*** Data extract

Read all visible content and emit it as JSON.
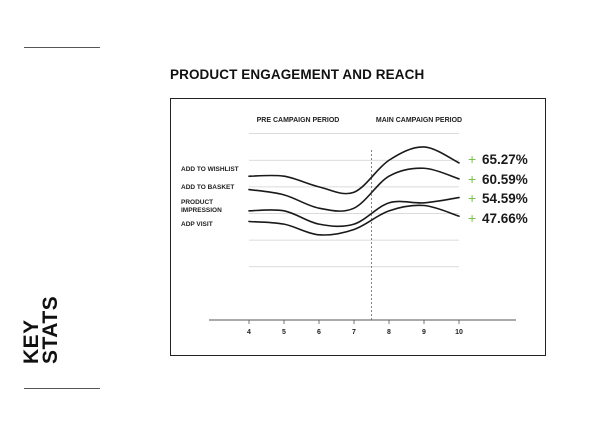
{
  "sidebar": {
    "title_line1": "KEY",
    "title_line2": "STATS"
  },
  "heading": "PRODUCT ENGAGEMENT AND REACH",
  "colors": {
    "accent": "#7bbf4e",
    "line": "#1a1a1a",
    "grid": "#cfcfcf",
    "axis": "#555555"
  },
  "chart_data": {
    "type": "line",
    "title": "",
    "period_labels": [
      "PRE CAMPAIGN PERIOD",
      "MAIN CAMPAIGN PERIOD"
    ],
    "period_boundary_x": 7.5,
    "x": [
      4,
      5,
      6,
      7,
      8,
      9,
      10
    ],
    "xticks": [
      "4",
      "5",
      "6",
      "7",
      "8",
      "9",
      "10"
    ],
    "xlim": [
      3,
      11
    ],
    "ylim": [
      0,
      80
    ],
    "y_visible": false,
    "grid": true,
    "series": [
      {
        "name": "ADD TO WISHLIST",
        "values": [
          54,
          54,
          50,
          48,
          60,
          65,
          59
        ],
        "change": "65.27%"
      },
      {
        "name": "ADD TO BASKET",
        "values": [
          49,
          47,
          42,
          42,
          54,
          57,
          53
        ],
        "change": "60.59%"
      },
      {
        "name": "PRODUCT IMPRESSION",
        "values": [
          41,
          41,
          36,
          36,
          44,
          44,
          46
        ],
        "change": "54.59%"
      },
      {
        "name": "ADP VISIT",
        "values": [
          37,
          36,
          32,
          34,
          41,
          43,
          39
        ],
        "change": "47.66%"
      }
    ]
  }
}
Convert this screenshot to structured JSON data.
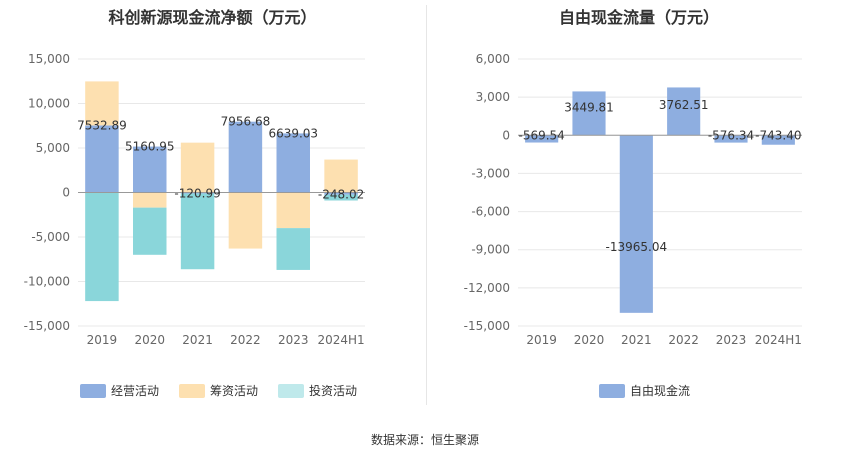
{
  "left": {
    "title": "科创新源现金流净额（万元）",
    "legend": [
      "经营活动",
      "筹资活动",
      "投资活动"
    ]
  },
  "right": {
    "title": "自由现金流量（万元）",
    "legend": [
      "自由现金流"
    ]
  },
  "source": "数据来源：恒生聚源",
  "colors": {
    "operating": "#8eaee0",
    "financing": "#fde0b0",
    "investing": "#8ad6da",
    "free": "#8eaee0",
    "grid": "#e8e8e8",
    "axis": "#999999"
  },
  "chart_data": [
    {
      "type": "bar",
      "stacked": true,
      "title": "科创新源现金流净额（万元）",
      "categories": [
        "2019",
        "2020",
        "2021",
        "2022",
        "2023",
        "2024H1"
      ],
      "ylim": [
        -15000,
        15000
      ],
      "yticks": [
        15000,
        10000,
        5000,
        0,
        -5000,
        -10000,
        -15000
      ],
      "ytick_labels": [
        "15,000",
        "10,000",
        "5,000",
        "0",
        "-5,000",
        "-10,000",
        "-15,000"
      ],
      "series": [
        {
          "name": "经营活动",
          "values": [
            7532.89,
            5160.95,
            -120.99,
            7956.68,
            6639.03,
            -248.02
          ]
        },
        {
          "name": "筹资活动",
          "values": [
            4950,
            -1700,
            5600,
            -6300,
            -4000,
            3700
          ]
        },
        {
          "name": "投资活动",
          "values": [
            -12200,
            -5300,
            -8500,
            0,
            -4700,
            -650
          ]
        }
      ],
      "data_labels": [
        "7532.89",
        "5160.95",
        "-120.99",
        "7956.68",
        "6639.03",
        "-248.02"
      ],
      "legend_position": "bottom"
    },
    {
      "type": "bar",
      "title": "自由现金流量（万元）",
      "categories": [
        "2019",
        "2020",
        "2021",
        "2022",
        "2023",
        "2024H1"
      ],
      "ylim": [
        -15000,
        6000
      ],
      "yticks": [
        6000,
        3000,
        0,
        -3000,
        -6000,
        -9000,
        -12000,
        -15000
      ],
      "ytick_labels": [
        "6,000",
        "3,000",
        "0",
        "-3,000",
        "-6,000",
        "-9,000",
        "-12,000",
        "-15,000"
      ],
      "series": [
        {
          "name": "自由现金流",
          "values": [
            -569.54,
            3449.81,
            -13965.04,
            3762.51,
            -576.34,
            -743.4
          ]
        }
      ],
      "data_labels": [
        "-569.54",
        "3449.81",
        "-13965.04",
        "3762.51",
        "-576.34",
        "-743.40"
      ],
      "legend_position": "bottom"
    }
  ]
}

******

Requirements
Leave the pictures out and print the records above exactly as they stand.

Written solution
Read all visible content and emit it as JSON.
{
  "sidebar": {
    "title_line1": "KEY",
    "title_line2": "STATS"
  },
  "heading": "PRODUCT ENGAGEMENT AND REACH",
  "colors": {
    "accent": "#7bbf4e",
    "line": "#1a1a1a",
    "grid": "#cfcfcf",
    "axis": "#555555"
  },
  "chart_data": {
    "type": "line",
    "title": "",
    "period_labels": [
      "PRE CAMPAIGN PERIOD",
      "MAIN CAMPAIGN PERIOD"
    ],
    "period_boundary_x": 7.5,
    "x": [
      4,
      5,
      6,
      7,
      8,
      9,
      10
    ],
    "xticks": [
      "4",
      "5",
      "6",
      "7",
      "8",
      "9",
      "10"
    ],
    "xlim": [
      3,
      11
    ],
    "ylim": [
      0,
      80
    ],
    "y_visible": false,
    "grid": true,
    "series": [
      {
        "name": "ADD TO WISHLIST",
        "values": [
          54,
          54,
          50,
          48,
          60,
          65,
          59
        ],
        "change": "65.27%"
      },
      {
        "name": "ADD TO BASKET",
        "values": [
          49,
          47,
          42,
          42,
          54,
          57,
          53
        ],
        "change": "60.59%"
      },
      {
        "name": "PRODUCT IMPRESSION",
        "values": [
          41,
          41,
          36,
          36,
          44,
          44,
          46
        ],
        "change": "54.59%"
      },
      {
        "name": "ADP VISIT",
        "values": [
          37,
          36,
          32,
          34,
          41,
          43,
          39
        ],
        "change": "47.66%"
      }
    ]
  }
}
Convert this screenshot to structured JSON data.
{
  "left": {
    "title": "科创新源现金流净额（万元）",
    "legend": [
      "经营活动",
      "筹资活动",
      "投资活动"
    ]
  },
  "right": {
    "title": "自由现金流量（万元）",
    "legend": [
      "自由现金流"
    ]
  },
  "source": "数据来源：恒生聚源",
  "colors": {
    "operating": "#8eaee0",
    "financing": "#fde0b0",
    "investing": "#8ad6da",
    "free": "#8eaee0",
    "grid": "#e8e8e8",
    "axis": "#999999"
  },
  "chart_data": [
    {
      "type": "bar",
      "stacked": true,
      "title": "科创新源现金流净额（万元）",
      "categories": [
        "2019",
        "2020",
        "2021",
        "2022",
        "2023",
        "2024H1"
      ],
      "ylim": [
        -15000,
        15000
      ],
      "yticks": [
        15000,
        10000,
        5000,
        0,
        -5000,
        -10000,
        -15000
      ],
      "ytick_labels": [
        "15,000",
        "10,000",
        "5,000",
        "0",
        "-5,000",
        "-10,000",
        "-15,000"
      ],
      "series": [
        {
          "name": "经营活动",
          "values": [
            7532.89,
            5160.95,
            -120.99,
            7956.68,
            6639.03,
            -248.02
          ]
        },
        {
          "name": "筹资活动",
          "values": [
            4950,
            -1700,
            5600,
            -6300,
            -4000,
            3700
          ]
        },
        {
          "name": "投资活动",
          "values": [
            -12200,
            -5300,
            -8500,
            0,
            -4700,
            -650
          ]
        }
      ],
      "data_labels": [
        "7532.89",
        "5160.95",
        "-120.99",
        "7956.68",
        "6639.03",
        "-248.02"
      ],
      "legend_position": "bottom"
    },
    {
      "type": "bar",
      "title": "自由现金流量（万元）",
      "categories": [
        "2019",
        "2020",
        "2021",
        "2022",
        "2023",
        "2024H1"
      ],
      "ylim": [
        -15000,
        6000
      ],
      "yticks": [
        6000,
        3000,
        0,
        -3000,
        -6000,
        -9000,
        -12000,
        -15000
      ],
      "ytick_labels": [
        "6,000",
        "3,000",
        "0",
        "-3,000",
        "-6,000",
        "-9,000",
        "-12,000",
        "-15,000"
      ],
      "series": [
        {
          "name": "自由现金流",
          "values": [
            -569.54,
            3449.81,
            -13965.04,
            3762.51,
            -576.34,
            -743.4
          ]
        }
      ],
      "data_labels": [
        "-569.54",
        "3449.81",
        "-13965.04",
        "3762.51",
        "-576.34",
        "-743.40"
      ],
      "legend_position": "bottom"
    }
  ]
}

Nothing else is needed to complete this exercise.